--- WHAT YOU NEED TO DO ---
Find the string "governing" and gather every line that holds it.

[Figure contents as structured data]
--- Begin ---

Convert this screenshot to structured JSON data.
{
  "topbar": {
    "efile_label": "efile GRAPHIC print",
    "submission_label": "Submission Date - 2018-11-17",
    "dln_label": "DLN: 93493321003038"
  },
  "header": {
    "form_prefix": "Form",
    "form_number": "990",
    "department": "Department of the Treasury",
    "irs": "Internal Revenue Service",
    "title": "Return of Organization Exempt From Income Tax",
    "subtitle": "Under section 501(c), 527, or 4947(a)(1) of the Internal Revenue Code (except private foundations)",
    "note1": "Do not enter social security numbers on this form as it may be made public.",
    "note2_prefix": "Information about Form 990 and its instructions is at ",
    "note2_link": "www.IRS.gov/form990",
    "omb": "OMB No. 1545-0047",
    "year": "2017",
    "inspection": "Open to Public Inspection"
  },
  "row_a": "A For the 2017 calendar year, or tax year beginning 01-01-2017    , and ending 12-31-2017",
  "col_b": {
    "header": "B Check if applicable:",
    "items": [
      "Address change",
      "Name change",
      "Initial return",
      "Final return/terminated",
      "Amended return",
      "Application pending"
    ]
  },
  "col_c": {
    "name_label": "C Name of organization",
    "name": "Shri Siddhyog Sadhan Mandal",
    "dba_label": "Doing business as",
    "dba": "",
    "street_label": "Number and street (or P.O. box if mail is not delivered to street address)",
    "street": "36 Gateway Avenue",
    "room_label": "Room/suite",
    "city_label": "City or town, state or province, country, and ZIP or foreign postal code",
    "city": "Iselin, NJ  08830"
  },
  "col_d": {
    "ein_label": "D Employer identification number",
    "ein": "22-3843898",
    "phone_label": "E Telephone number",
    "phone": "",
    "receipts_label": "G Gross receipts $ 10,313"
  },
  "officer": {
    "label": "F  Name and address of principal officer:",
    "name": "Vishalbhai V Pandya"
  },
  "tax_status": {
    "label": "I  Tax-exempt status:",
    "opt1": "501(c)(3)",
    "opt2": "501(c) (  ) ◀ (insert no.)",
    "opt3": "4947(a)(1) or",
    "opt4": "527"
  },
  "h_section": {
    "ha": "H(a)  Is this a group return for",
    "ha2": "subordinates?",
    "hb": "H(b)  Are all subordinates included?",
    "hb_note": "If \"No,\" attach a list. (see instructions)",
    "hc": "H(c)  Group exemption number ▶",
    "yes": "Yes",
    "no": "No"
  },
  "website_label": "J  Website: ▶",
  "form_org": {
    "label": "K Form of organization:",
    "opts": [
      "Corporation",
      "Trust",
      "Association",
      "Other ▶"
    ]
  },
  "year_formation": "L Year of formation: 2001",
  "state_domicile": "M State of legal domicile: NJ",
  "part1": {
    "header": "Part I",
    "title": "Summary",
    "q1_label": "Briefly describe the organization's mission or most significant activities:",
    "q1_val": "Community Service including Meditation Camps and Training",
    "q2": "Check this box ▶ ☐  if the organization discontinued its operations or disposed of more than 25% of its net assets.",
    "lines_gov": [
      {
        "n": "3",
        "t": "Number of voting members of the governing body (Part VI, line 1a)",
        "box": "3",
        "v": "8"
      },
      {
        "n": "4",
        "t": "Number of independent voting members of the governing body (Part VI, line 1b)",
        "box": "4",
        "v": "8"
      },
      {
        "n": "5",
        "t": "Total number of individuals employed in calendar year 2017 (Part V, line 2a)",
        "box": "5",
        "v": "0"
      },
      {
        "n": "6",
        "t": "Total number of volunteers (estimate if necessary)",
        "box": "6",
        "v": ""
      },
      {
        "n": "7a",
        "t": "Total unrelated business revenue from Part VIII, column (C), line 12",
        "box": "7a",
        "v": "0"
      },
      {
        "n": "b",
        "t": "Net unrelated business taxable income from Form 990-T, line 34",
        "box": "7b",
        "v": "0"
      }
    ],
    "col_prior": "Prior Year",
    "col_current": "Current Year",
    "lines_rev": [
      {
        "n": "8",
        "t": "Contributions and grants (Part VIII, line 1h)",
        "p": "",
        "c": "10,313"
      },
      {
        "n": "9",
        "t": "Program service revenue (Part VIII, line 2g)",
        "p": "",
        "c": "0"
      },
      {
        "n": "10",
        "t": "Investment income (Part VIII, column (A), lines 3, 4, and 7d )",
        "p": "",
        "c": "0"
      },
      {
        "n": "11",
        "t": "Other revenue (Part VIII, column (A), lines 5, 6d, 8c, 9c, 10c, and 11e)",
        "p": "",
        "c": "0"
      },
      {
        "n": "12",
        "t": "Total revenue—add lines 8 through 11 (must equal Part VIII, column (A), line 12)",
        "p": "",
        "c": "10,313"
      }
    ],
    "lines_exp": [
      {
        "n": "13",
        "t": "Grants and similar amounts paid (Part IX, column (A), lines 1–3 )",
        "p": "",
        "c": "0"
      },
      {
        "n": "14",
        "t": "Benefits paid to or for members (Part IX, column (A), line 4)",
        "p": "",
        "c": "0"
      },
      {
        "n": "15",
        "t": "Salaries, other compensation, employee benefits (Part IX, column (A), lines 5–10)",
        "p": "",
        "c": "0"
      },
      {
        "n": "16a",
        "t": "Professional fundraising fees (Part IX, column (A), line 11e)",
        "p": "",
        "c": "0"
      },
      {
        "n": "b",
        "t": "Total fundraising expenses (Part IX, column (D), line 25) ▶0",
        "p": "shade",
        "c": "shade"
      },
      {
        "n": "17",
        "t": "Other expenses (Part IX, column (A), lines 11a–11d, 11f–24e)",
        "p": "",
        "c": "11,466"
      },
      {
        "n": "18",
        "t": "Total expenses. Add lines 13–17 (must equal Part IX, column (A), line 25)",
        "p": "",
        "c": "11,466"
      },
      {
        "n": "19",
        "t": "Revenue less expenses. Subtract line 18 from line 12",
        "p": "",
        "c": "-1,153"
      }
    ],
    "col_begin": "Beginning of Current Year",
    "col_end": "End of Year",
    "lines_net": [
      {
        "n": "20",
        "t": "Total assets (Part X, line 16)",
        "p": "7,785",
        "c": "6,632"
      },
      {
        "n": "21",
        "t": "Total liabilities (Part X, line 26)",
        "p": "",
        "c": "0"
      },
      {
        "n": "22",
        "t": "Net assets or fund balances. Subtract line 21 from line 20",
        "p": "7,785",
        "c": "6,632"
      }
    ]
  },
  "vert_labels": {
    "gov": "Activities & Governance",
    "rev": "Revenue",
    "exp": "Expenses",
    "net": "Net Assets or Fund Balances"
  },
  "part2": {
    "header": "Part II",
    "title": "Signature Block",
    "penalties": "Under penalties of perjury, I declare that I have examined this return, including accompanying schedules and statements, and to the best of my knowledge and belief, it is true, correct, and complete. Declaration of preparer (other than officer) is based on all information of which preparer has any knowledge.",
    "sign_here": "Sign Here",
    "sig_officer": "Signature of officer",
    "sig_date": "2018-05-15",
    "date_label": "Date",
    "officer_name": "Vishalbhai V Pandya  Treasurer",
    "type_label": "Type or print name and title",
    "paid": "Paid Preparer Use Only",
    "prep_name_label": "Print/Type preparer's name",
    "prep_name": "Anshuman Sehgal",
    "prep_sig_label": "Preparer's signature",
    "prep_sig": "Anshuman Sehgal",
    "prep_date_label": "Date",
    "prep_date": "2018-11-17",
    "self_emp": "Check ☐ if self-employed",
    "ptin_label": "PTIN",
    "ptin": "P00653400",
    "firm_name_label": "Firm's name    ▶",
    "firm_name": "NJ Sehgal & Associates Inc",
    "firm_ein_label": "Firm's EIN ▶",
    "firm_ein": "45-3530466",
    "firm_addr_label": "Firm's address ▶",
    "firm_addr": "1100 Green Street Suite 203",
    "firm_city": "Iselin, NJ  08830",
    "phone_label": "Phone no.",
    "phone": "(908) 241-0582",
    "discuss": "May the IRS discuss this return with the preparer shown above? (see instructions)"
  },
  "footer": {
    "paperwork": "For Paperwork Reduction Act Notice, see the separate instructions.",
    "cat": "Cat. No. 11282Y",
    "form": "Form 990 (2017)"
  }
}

--- End ---

--- RESULT OF THE TASK ---
        "t": "Number of voting members of the governing body (Part VI, line 1a)",
        "t": "Number of independent voting members of the governing body (Part VI, line 1b)",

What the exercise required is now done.